Quote the listing below in its entirety, omitting every image.

Dataset entries
——

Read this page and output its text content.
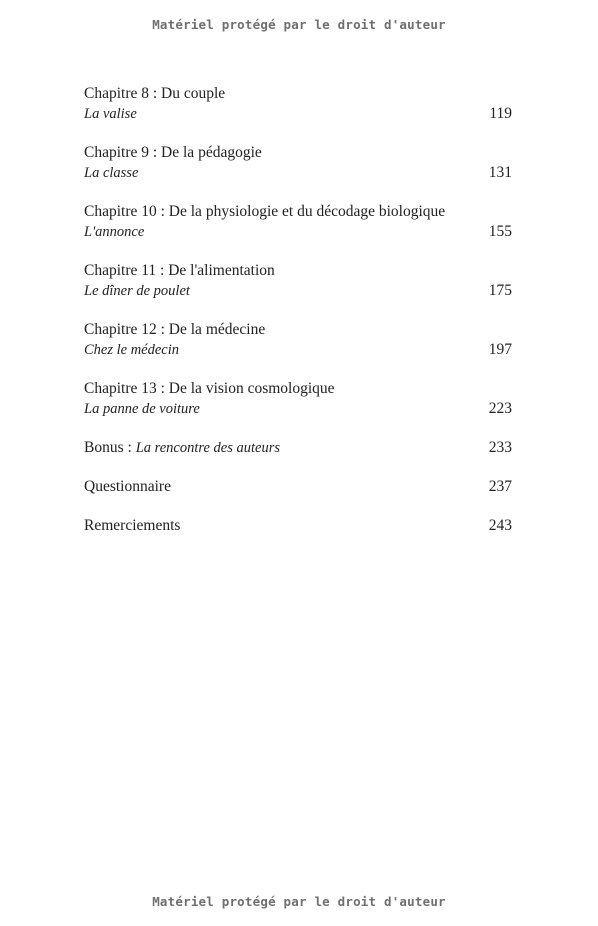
Matériel protégé par le droit d'auteur
Chapitre 8 : Du couple
La valise	119
Chapitre 9 : De la pédagogie
La classe	131
Chapitre 10 : De la physiologie et du décodage biologique
L'annonce	155
Chapitre 11 : De l'alimentation
Le dîner de poulet	175
Chapitre 12 : De la médecine
Chez le médecin	197
Chapitre 13 : De la vision cosmologique
La panne de voiture	223
Bonus : La rencontre des auteurs	233
Questionnaire	237
Remerciements	243
Matériel protégé par le droit d'auteur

——

Answer below |
Read this page and output its text content.
Matériel protégé par le droit d'auteur
Chapitre 8 : Du couple
La valise	119
Chapitre 9 : De la pédagogie
La classe	131
Chapitre 10 : De la physiologie et du décodage biologique
L'annonce	155
Chapitre 11 : De l'alimentation
Le dîner de poulet	175
Chapitre 12 : De la médecine
Chez le médecin	197
Chapitre 13 : De la vision cosmologique
La panne de voiture	223
Bonus : La rencontre des auteurs	233
Questionnaire	237
Remerciements	243
Matériel protégé par le droit d'auteur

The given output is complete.